**The request**. Extract the listing below in full, unchanged.

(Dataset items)
-- BEGIN --

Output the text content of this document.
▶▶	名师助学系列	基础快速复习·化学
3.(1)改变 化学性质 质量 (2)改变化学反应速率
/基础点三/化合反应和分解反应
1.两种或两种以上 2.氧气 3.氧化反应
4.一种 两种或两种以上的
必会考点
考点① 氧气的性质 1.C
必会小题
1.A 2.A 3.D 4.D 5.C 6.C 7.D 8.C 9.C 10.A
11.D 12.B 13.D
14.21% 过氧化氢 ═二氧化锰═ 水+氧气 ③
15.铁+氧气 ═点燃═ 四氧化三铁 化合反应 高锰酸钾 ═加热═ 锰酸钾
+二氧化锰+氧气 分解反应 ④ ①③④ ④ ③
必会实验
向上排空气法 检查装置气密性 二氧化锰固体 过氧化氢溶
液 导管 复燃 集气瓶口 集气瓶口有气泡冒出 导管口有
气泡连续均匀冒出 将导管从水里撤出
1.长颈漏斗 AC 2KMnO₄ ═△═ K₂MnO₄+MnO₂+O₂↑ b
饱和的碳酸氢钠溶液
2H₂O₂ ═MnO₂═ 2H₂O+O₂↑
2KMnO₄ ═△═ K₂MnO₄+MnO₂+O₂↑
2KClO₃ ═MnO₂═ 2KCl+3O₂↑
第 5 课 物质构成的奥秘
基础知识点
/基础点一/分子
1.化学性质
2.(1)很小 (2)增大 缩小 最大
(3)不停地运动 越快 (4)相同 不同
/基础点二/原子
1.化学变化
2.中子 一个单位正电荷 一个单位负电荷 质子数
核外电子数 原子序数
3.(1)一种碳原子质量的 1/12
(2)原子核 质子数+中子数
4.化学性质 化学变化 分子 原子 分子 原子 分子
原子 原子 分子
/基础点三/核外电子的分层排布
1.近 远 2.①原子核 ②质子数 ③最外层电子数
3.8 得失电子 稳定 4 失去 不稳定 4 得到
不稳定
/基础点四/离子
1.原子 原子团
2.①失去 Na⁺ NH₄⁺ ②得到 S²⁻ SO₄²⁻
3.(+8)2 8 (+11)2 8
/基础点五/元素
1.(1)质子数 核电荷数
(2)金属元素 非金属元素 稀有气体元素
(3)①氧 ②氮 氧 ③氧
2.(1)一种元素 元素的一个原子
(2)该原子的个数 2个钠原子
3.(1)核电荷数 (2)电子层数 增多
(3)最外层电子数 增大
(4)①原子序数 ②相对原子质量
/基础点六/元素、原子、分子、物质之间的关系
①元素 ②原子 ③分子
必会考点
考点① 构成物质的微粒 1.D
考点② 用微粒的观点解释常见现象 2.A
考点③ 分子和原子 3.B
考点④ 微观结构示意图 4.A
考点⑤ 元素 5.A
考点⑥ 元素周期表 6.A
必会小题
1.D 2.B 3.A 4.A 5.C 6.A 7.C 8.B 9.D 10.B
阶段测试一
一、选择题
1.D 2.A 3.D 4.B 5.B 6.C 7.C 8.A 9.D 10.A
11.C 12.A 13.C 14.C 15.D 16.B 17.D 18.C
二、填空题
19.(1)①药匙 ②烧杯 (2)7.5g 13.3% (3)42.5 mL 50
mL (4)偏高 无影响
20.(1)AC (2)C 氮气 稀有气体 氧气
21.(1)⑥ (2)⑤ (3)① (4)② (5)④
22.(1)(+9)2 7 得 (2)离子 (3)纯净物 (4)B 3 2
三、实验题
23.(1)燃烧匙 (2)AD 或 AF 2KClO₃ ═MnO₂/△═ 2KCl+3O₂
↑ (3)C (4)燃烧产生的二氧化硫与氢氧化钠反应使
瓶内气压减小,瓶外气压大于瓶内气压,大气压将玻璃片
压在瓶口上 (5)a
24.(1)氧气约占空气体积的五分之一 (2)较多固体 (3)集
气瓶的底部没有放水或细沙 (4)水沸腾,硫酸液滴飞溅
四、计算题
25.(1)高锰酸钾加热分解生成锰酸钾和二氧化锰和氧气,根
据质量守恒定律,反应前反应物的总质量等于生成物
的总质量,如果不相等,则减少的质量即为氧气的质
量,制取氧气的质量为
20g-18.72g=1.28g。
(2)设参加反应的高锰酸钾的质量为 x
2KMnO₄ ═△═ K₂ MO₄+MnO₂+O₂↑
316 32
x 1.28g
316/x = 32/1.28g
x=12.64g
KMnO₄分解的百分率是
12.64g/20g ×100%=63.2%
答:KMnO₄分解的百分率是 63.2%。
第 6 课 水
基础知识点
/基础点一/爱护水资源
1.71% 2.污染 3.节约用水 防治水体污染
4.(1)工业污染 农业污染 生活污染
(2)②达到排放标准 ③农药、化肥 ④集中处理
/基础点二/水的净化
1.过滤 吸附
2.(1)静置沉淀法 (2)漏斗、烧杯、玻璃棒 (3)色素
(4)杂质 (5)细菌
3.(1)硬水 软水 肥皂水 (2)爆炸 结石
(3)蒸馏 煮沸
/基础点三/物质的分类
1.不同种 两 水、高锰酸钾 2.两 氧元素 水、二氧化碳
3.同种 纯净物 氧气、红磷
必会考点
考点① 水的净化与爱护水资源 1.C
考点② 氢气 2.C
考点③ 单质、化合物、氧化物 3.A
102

-- END --

**Answer to this exercise**.
Output the text content of this document.
▶▶	名师助学系列	基础快速复习·化学
3.(1)改变 化学性质 质量 (2)改变化学反应速率
/基础点三/化合反应和分解反应
1.两种或两种以上 2.氧气 3.氧化反应
4.一种 两种或两种以上的
必会考点
考点① 氧气的性质 1.C
必会小题
1.A 2.A 3.D 4.D 5.C 6.C 7.D 8.C 9.C 10.A
11.D 12.B 13.D
14.21% 过氧化氢 ═二氧化锰═ 水+氧气 ③
15.铁+氧气 ═点燃═ 四氧化三铁 化合反应 高锰酸钾 ═加热═ 锰酸钾
+二氧化锰+氧气 分解反应 ④ ①③④ ④ ③
必会实验
向上排空气法 检查装置气密性 二氧化锰固体 过氧化氢溶
液 导管 复燃 集气瓶口 集气瓶口有气泡冒出 导管口有
气泡连续均匀冒出 将导管从水里撤出
1.长颈漏斗 AC 2KMnO₄ ═△═ K₂MnO₄+MnO₂+O₂↑ b
饱和的碳酸氢钠溶液
2H₂O₂ ═MnO₂═ 2H₂O+O₂↑
2KMnO₄ ═△═ K₂MnO₄+MnO₂+O₂↑
2KClO₃ ═MnO₂═ 2KCl+3O₂↑
第 5 课 物质构成的奥秘
基础知识点
/基础点一/分子
1.化学性质
2.(1)很小 (2)增大 缩小 最大
(3)不停地运动 越快 (4)相同 不同
/基础点二/原子
1.化学变化
2.中子 一个单位正电荷 一个单位负电荷 质子数
核外电子数 原子序数
3.(1)一种碳原子质量的 1/12
(2)原子核 质子数+中子数
4.化学性质 化学变化 分子 原子 分子 原子 分子
原子 原子 分子
/基础点三/核外电子的分层排布
1.近 远 2.①原子核 ②质子数 ③最外层电子数
3.8 得失电子 稳定 4 失去 不稳定 4 得到
不稳定
/基础点四/离子
1.原子 原子团
2.①失去 Na⁺ NH₄⁺ ②得到 S²⁻ SO₄²⁻
3.(+8)2 8 (+11)2 8
/基础点五/元素
1.(1)质子数 核电荷数
(2)金属元素 非金属元素 稀有气体元素
(3)①氧 ②氮 氧 ③氧
2.(1)一种元素 元素的一个原子
(2)该原子的个数 2个钠原子
3.(1)核电荷数 (2)电子层数 增多
(3)最外层电子数 增大
(4)①原子序数 ②相对原子质量
/基础点六/元素、原子、分子、物质之间的关系
①元素 ②原子 ③分子
必会考点
考点① 构成物质的微粒 1.D
考点② 用微粒的观点解释常见现象 2.A
考点③ 分子和原子 3.B
考点④ 微观结构示意图 4.A
考点⑤ 元素 5.A
考点⑥ 元素周期表 6.A
必会小题
1.D 2.B 3.A 4.A 5.C 6.A 7.C 8.B 9.D 10.B
阶段测试一
一、选择题
1.D 2.A 3.D 4.B 5.B 6.C 7.C 8.A 9.D 10.A
11.C 12.A 13.C 14.C 15.D 16.B 17.D 18.C
二、填空题
19.(1)①药匙 ②烧杯 (2)7.5g 13.3% (3)42.5 mL 50
mL (4)偏高 无影响
20.(1)AC (2)C 氮气 稀有气体 氧气
21.(1)⑥ (2)⑤ (3)① (4)② (5)④
22.(1)(+9)2 7 得 (2)离子 (3)纯净物 (4)B 3 2
三、实验题
23.(1)燃烧匙 (2)AD 或 AF 2KClO₃ ═MnO₂/△═ 2KCl+3O₂
↑ (3)C (4)燃烧产生的二氧化硫与氢氧化钠反应使
瓶内气压减小,瓶外气压大于瓶内气压,大气压将玻璃片
压在瓶口上 (5)a
24.(1)氧气约占空气体积的五分之一 (2)较多固体 (3)集
气瓶的底部没有放水或细沙 (4)水沸腾,硫酸液滴飞溅
四、计算题
25.(1)高锰酸钾加热分解生成锰酸钾和二氧化锰和氧气,根
据质量守恒定律,反应前反应物的总质量等于生成物
的总质量,如果不相等,则减少的质量即为氧气的质
量,制取氧气的质量为
20g-18.72g=1.28g。
(2)设参加反应的高锰酸钾的质量为 x
2KMnO₄ ═△═ K₂ MO₄+MnO₂+O₂↑
316 32
x 1.28g
316/x = 32/1.28g
x=12.64g
KMnO₄分解的百分率是
12.64g/20g ×100%=63.2%
答:KMnO₄分解的百分率是 63.2%。
第 6 课 水
基础知识点
/基础点一/爱护水资源
1.71% 2.污染 3.节约用水 防治水体污染
4.(1)工业污染 农业污染 生活污染
(2)②达到排放标准 ③农药、化肥 ④集中处理
/基础点二/水的净化
1.过滤 吸附
2.(1)静置沉淀法 (2)漏斗、烧杯、玻璃棒 (3)色素
(4)杂质 (5)细菌
3.(1)硬水 软水 肥皂水 (2)爆炸 结石
(3)蒸馏 煮沸
/基础点三/物质的分类
1.不同种 两 水、高锰酸钾 2.两 氧元素 水、二氧化碳
3.同种 纯净物 氧气、红磷
必会考点
考点① 水的净化与爱护水资源 1.C
考点② 氢气 2.C
考点③ 单质、化合物、氧化物 3.A
102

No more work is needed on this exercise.